SUPPLIED MATERIAL:
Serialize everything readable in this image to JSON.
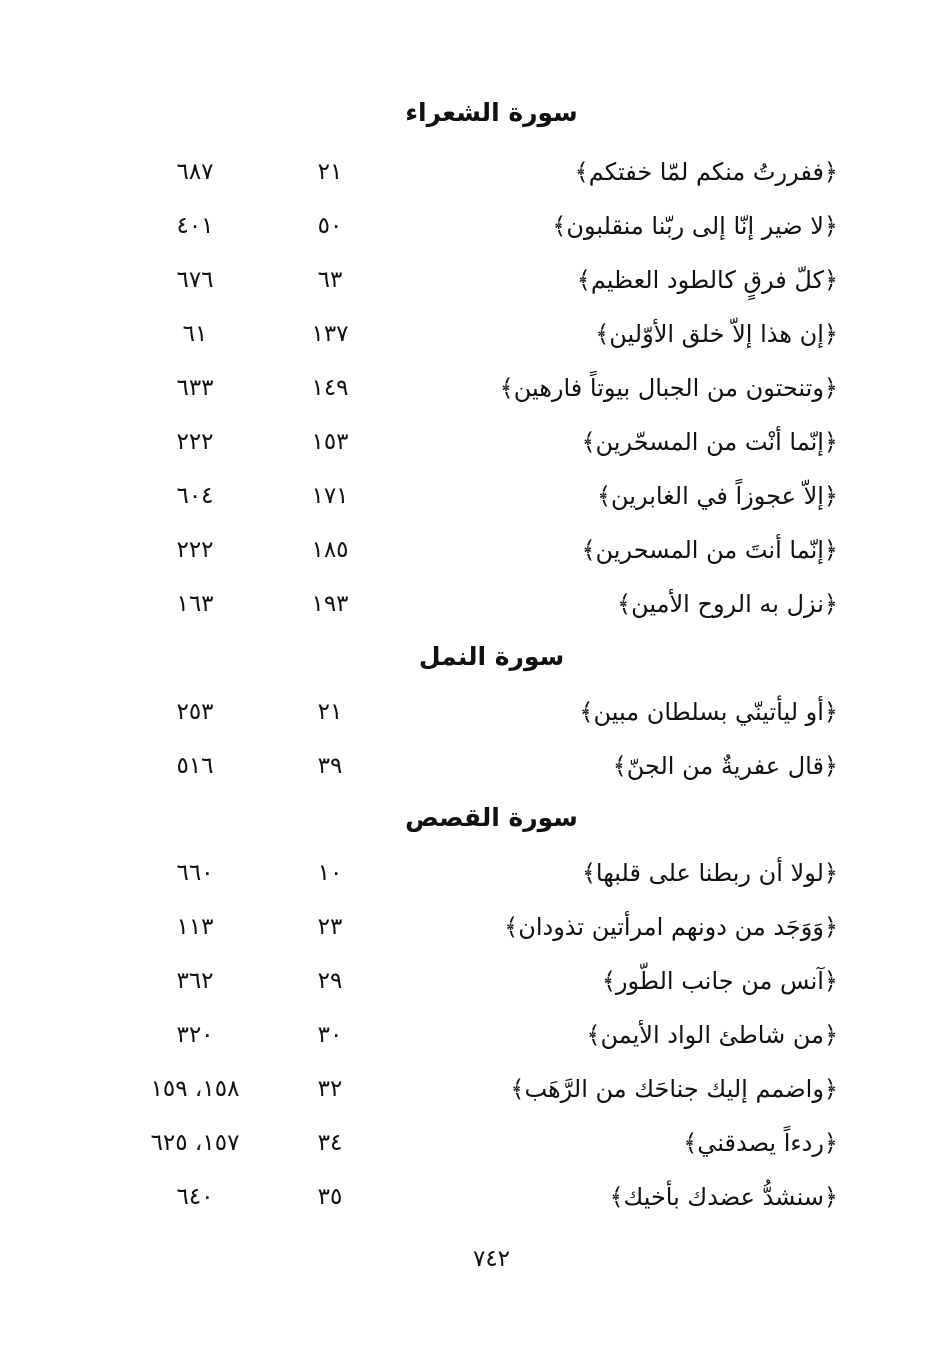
{
  "sections": [
    {
      "title": "سورة الشعراء",
      "rows": [
        {
          "verse": "﴿ففررتُ منكم لمّا خفتكم﴾",
          "ayah": "٢١",
          "page": "٦٨٧"
        },
        {
          "verse": "﴿لا ضير إنّا إلى ربّنا منقلبون﴾",
          "ayah": "٥٠",
          "page": "٤٠١"
        },
        {
          "verse": "﴿كلّ فرقٍ كالطود العظيم﴾",
          "ayah": "٦٣",
          "page": "٦٧٦"
        },
        {
          "verse": "﴿إن هذا إلاّ خلق الأوّلين﴾",
          "ayah": "١٣٧",
          "page": "٦١"
        },
        {
          "verse": "﴿وتنحتون من الجبال بيوتاً فارهين﴾",
          "ayah": "١٤٩",
          "page": "٦٣٣"
        },
        {
          "verse": "﴿إنّما أنْت من المسحّرين﴾",
          "ayah": "١٥٣",
          "page": "٢٢٢"
        },
        {
          "verse": "﴿إلاّ عجوزاً في الغابرين﴾",
          "ayah": "١٧١",
          "page": "٦٠٤"
        },
        {
          "verse": "﴿إنّما أنتَ من المسحرين﴾",
          "ayah": "١٨٥",
          "page": "٢٢٢"
        },
        {
          "verse": "﴿نزل به الروح الأمين﴾",
          "ayah": "١٩٣",
          "page": "١٦٣"
        }
      ]
    },
    {
      "title": "سورة النمل",
      "rows": [
        {
          "verse": "﴿أو ليأتينّي بسلطان مبين﴾",
          "ayah": "٢١",
          "page": "٢٥٣"
        },
        {
          "verse": "﴿قال عفريةٌ من الجنّ﴾",
          "ayah": "٣٩",
          "page": "٥١٦"
        }
      ]
    },
    {
      "title": "سورة القصص",
      "rows": [
        {
          "verse": "﴿لولا أن ربطنا على قلبها﴾",
          "ayah": "١٠",
          "page": "٦٦٠"
        },
        {
          "verse": "﴿وَوَجَد من دونهم امرأتين تذودان﴾",
          "ayah": "٢٣",
          "page": "١١٣"
        },
        {
          "verse": "﴿آنس من جانب الطّور﴾",
          "ayah": "٢٩",
          "page": "٣٦٢"
        },
        {
          "verse": "﴿من شاطئ الواد الأيمن﴾",
          "ayah": "٣٠",
          "page": "٣٢٠"
        },
        {
          "verse": "﴿واضمم إليك جناحَك من الرَّهَب﴾",
          "ayah": "٣٢",
          "page": "١٥٨، ١٥٩"
        },
        {
          "verse": "﴿ردءاً يصدقني﴾",
          "ayah": "٣٤",
          "page": "١٥٧، ٦٢٥"
        },
        {
          "verse": "﴿سنشدُّ عضدك بأخيك﴾",
          "ayah": "٣٥",
          "page": "٦٤٠"
        }
      ]
    }
  ],
  "page_number": "٧٤٢"
}
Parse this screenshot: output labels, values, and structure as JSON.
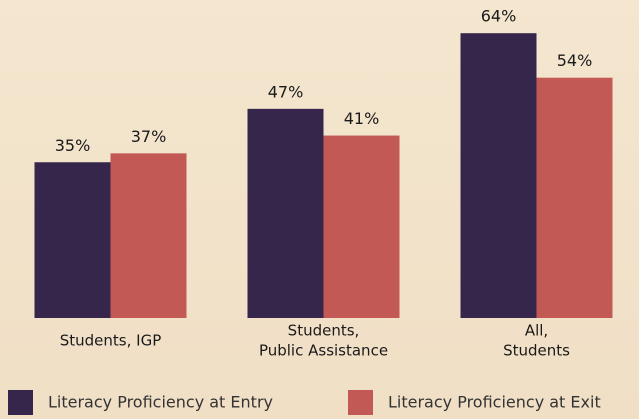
{
  "chart_data": {
    "type": "bar",
    "categories": [
      [
        "Students, IGP"
      ],
      [
        "Students,",
        "Public Assistance"
      ],
      [
        "All,",
        "Students"
      ]
    ],
    "series": [
      {
        "name": "Literacy Proficiency at Entry",
        "color": "#36264b",
        "values": [
          35,
          47,
          64
        ],
        "value_labels": [
          "35%",
          "47%",
          "64%"
        ]
      },
      {
        "name": "Literacy Proficiency at Exit",
        "color": "#c35955",
        "values": [
          37,
          41,
          54
        ],
        "value_labels": [
          "37%",
          "41%",
          "54%"
        ]
      }
    ],
    "ylim": [
      0,
      70
    ]
  }
}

YOUR GOAL: Pull out each line of the listing that holds the string "Proficiency".

SOLUTION:
        "name": "Literacy Proficiency at Entry",
        "name": "Literacy Proficiency at Exit",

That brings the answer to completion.